• _REQUIREMENTS_
Leave out the pictures and return every entry exactly as it appears.

• _RAW DATA_
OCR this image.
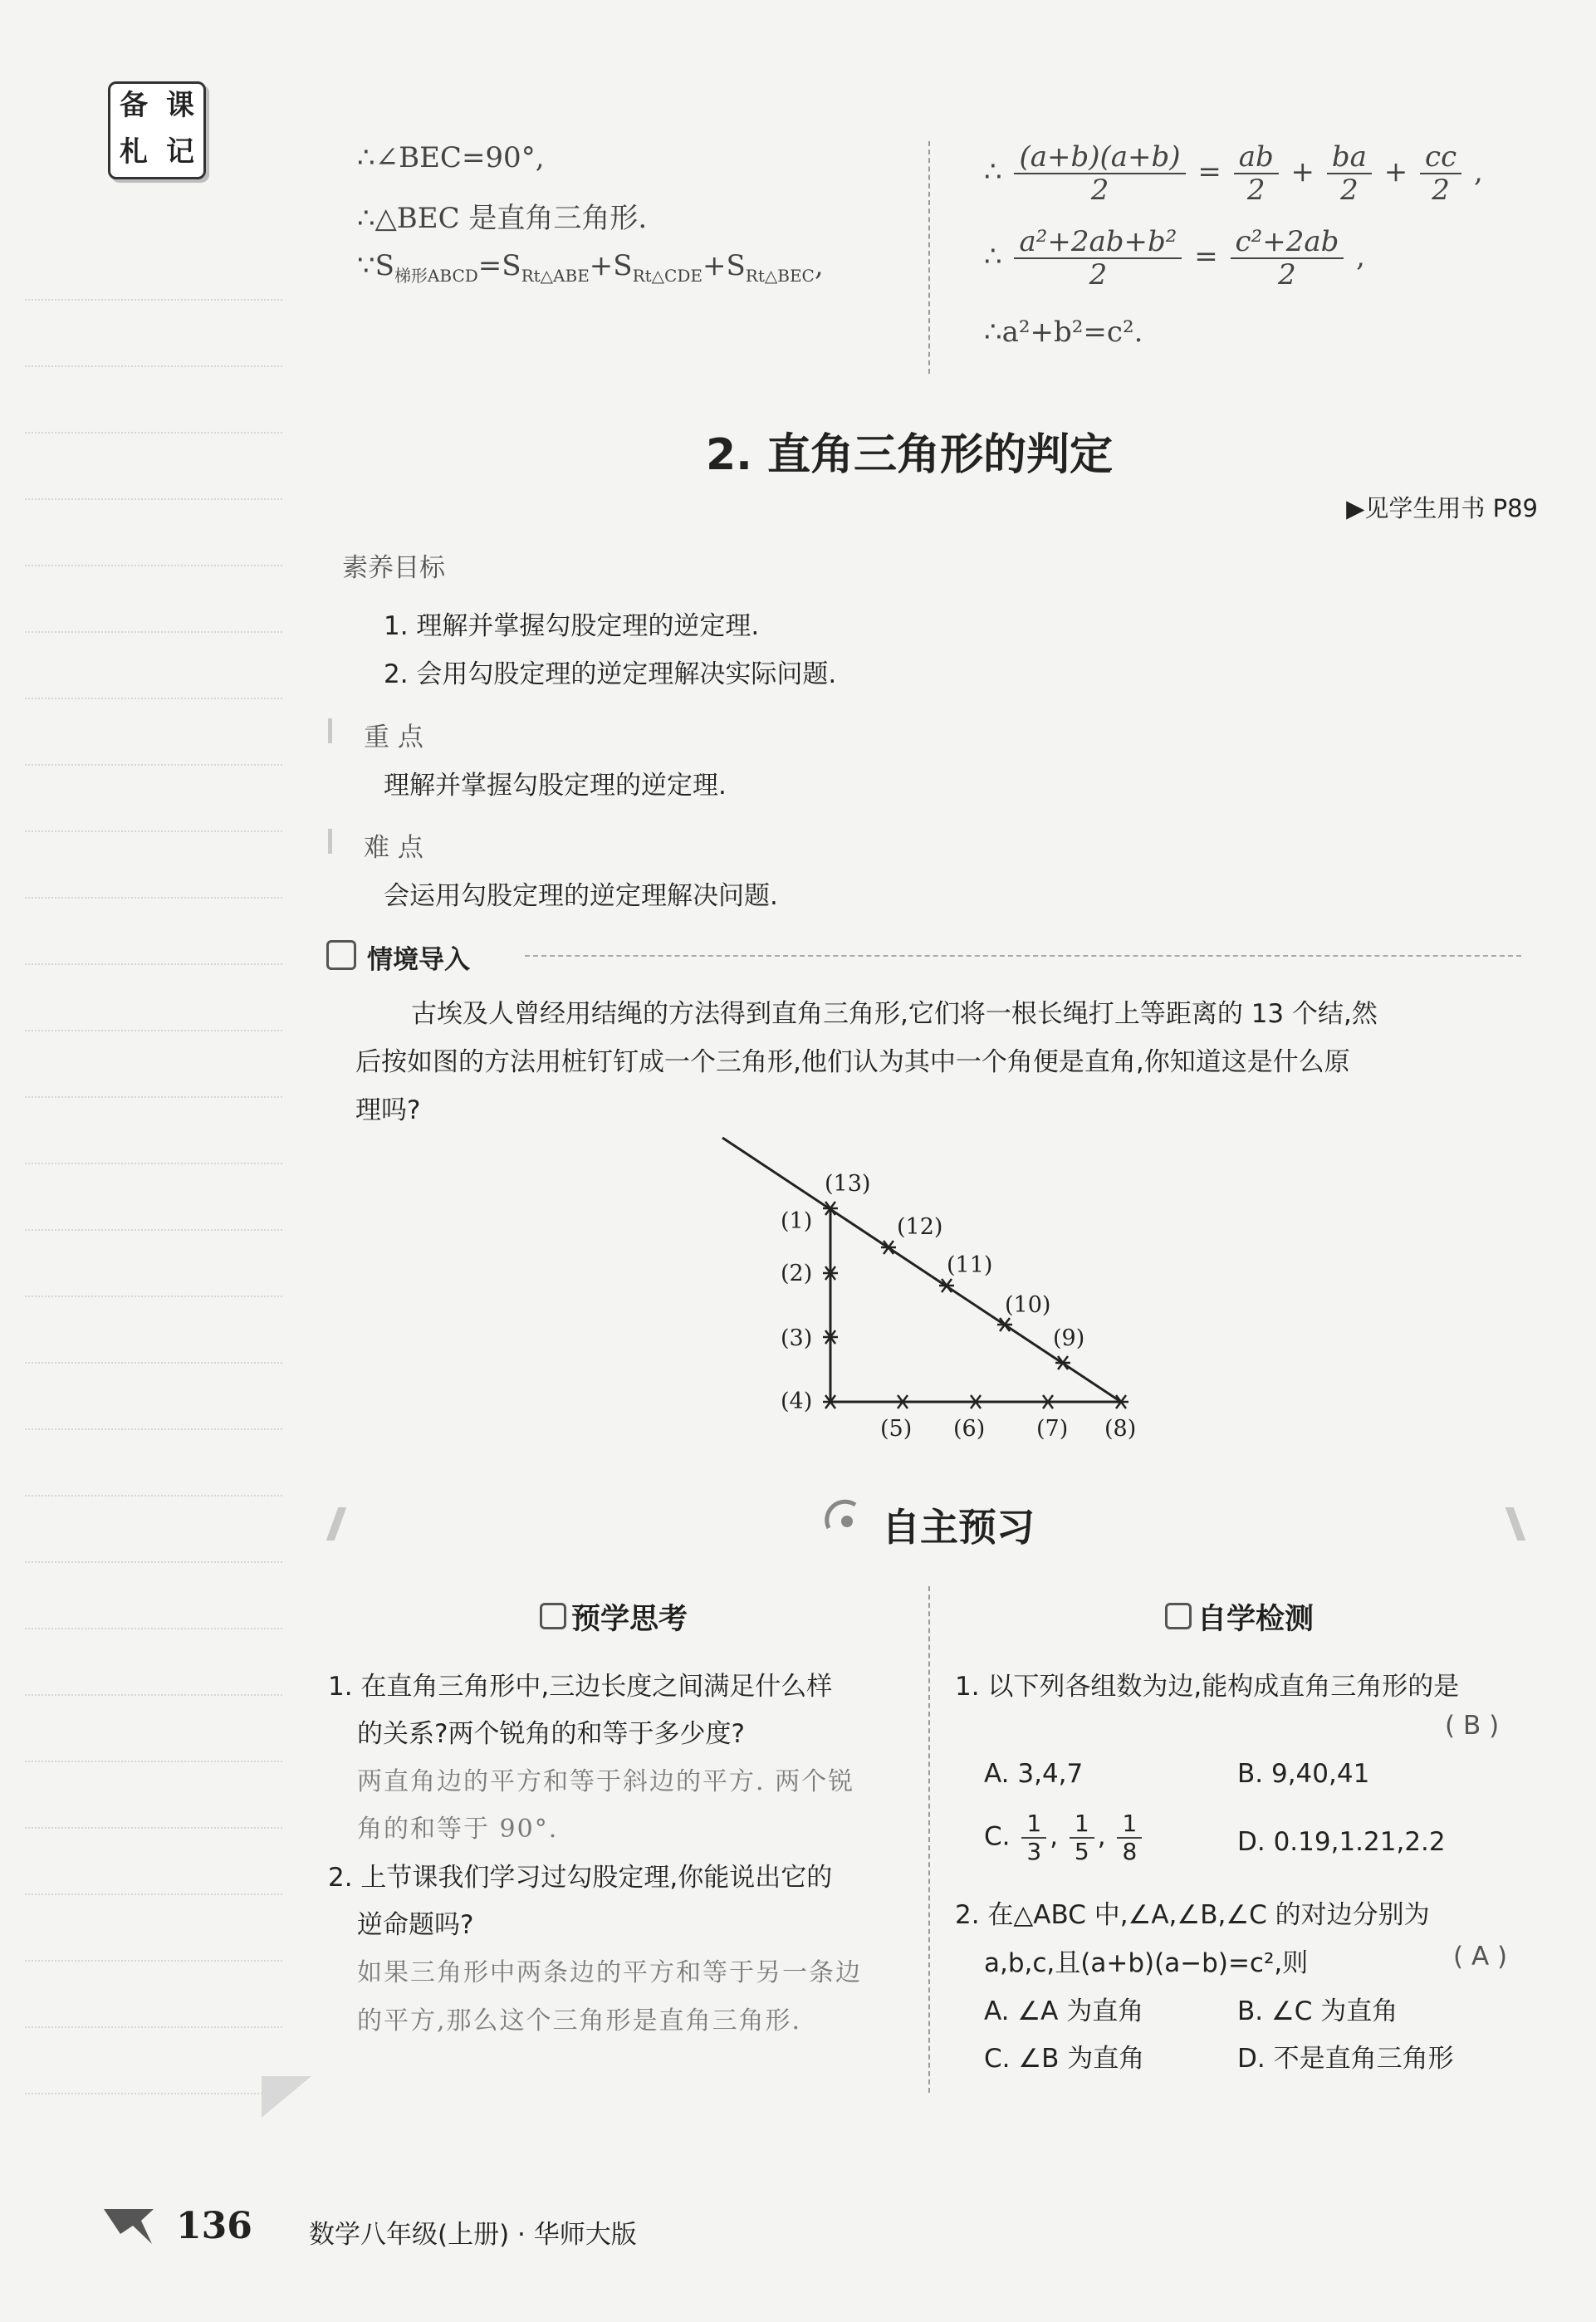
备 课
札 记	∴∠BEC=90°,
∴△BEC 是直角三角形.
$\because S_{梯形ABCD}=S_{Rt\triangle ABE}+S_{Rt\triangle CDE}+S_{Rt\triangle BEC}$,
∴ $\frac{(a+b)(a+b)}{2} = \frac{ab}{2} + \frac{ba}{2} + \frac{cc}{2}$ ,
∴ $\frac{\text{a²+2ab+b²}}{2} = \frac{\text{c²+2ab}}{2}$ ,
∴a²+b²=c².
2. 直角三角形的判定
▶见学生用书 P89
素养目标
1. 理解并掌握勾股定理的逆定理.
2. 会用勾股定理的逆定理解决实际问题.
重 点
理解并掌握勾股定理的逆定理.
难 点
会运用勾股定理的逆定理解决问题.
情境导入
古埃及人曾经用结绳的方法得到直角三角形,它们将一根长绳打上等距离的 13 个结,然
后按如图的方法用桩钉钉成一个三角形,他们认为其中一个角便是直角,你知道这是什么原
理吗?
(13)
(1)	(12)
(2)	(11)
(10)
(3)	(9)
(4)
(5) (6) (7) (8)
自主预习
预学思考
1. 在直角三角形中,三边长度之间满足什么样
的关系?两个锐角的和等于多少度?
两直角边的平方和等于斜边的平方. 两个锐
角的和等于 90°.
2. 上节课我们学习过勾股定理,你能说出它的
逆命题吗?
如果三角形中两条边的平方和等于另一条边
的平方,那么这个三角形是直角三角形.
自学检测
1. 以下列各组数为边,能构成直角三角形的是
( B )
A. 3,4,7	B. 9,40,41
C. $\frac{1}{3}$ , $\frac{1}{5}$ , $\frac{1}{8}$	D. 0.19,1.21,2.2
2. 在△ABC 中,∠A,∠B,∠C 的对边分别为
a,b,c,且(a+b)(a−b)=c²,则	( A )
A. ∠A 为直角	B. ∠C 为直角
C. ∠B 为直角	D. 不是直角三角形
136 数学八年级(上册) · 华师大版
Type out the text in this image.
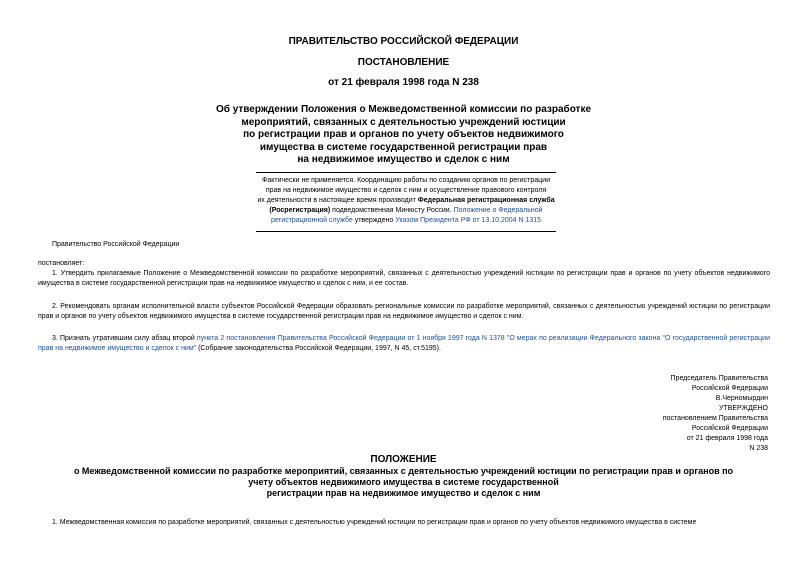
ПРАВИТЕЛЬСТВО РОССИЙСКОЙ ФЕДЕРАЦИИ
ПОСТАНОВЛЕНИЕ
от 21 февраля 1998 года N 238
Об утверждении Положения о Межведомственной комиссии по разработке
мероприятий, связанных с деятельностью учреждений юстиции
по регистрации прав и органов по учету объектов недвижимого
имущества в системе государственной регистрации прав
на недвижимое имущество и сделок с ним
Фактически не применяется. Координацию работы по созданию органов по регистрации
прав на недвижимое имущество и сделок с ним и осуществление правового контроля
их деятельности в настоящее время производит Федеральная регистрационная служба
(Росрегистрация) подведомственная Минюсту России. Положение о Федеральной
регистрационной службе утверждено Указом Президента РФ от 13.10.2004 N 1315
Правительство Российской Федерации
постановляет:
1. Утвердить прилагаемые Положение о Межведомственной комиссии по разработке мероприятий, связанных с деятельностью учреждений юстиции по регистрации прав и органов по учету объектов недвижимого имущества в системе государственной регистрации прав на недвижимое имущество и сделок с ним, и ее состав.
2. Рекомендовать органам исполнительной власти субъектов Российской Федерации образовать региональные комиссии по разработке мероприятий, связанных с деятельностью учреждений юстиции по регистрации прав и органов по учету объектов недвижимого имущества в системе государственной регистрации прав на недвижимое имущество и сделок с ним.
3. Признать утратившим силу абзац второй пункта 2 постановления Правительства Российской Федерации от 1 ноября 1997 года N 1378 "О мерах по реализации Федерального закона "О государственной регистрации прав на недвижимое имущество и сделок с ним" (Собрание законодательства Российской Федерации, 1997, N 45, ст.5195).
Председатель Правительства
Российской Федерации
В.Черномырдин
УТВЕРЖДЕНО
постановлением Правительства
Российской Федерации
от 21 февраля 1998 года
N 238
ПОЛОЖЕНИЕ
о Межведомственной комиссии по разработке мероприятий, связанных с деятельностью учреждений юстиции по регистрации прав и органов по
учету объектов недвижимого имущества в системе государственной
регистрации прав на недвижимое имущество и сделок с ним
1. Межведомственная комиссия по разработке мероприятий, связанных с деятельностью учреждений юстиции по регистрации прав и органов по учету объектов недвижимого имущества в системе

• _CORRECT ANSWER_
OCR this image.
备 课
札 记	∴∠BEC=90°,
∴△BEC 是直角三角形.
$\because S_{梯形ABCD}=S_{Rt\triangle ABE}+S_{Rt\triangle CDE}+S_{Rt\triangle BEC}$,
∴ $\frac{(a+b)(a+b)}{2} = \frac{ab}{2} + \frac{ba}{2} + \frac{cc}{2}$ ,
∴ $\frac{\text{a²+2ab+b²}}{2} = \frac{\text{c²+2ab}}{2}$ ,
∴a²+b²=c².
2. 直角三角形的判定
▶见学生用书 P89
素养目标
1. 理解并掌握勾股定理的逆定理.
2. 会用勾股定理的逆定理解决实际问题.
重 点
理解并掌握勾股定理的逆定理.
难 点
会运用勾股定理的逆定理解决问题.
情境导入
古埃及人曾经用结绳的方法得到直角三角形,它们将一根长绳打上等距离的 13 个结,然
后按如图的方法用桩钉钉成一个三角形,他们认为其中一个角便是直角,你知道这是什么原
理吗?
(13)
(1)	(12)
(2)	(11)
(10)
(3)	(9)
(4)
(5) (6) (7) (8)
自主预习
预学思考
1. 在直角三角形中,三边长度之间满足什么样
的关系?两个锐角的和等于多少度?
两直角边的平方和等于斜边的平方. 两个锐
角的和等于 90°.
2. 上节课我们学习过勾股定理,你能说出它的
逆命题吗?
如果三角形中两条边的平方和等于另一条边
的平方,那么这个三角形是直角三角形.
自学检测
1. 以下列各组数为边,能构成直角三角形的是
( B )
A. 3,4,7	B. 9,40,41
C. $\frac{1}{3}$ , $\frac{1}{5}$ , $\frac{1}{8}$	D. 0.19,1.21,2.2
2. 在△ABC 中,∠A,∠B,∠C 的对边分别为
a,b,c,且(a+b)(a−b)=c²,则	( A )
A. ∠A 为直角	B. ∠C 为直角
C. ∠B 为直角	D. 不是直角三角形
136 数学八年级(上册) · 华师大版
Type out the text in this image.
ПРАВИТЕЛЬСТВО РОССИЙСКОЙ ФЕДЕРАЦИИ
ПОСТАНОВЛЕНИЕ
от 21 февраля 1998 года N 238
Об утверждении Положения о Межведомственной комиссии по разработке
мероприятий, связанных с деятельностью учреждений юстиции
по регистрации прав и органов по учету объектов недвижимого
имущества в системе государственной регистрации прав
на недвижимое имущество и сделок с ним
Фактически не применяется. Координацию работы по созданию органов по регистрации
прав на недвижимое имущество и сделок с ним и осуществление правового контроля
их деятельности в настоящее время производит Федеральная регистрационная служба
(Росрегистрация) подведомственная Минюсту России. Положение о Федеральной
регистрационной службе утверждено Указом Президента РФ от 13.10.2004 N 1315
Правительство Российской Федерации
постановляет:
1. Утвердить прилагаемые Положение о Межведомственной комиссии по разработке мероприятий, связанных с деятельностью учреждений юстиции по регистрации прав и органов по учету объектов недвижимого имущества в системе государственной регистрации прав на недвижимое имущество и сделок с ним, и ее состав.
2. Рекомендовать органам исполнительной власти субъектов Российской Федерации образовать региональные комиссии по разработке мероприятий, связанных с деятельностью учреждений юстиции по регистрации прав и органов по учету объектов недвижимого имущества в системе государственной регистрации прав на недвижимое имущество и сделок с ним.
3. Признать утратившим силу абзац второй пункта 2 постановления Правительства Российской Федерации от 1 ноября 1997 года N 1378 "О мерах по реализации Федерального закона "О государственной регистрации прав на недвижимое имущество и сделок с ним" (Собрание законодательства Российской Федерации, 1997, N 45, ст.5195).
Председатель Правительства
Российской Федерации
В.Черномырдин
УТВЕРЖДЕНО
постановлением Правительства
Российской Федерации
от 21 февраля 1998 года
N 238
ПОЛОЖЕНИЕ
о Межведомственной комиссии по разработке мероприятий, связанных с деятельностью учреждений юстиции по регистрации прав и органов по
учету объектов недвижимого имущества в системе государственной
регистрации прав на недвижимое имущество и сделок с ним
1. Межведомственная комиссия по разработке мероприятий, связанных с деятельностью учреждений юстиции по регистрации прав и органов по учету объектов недвижимого имущества в системе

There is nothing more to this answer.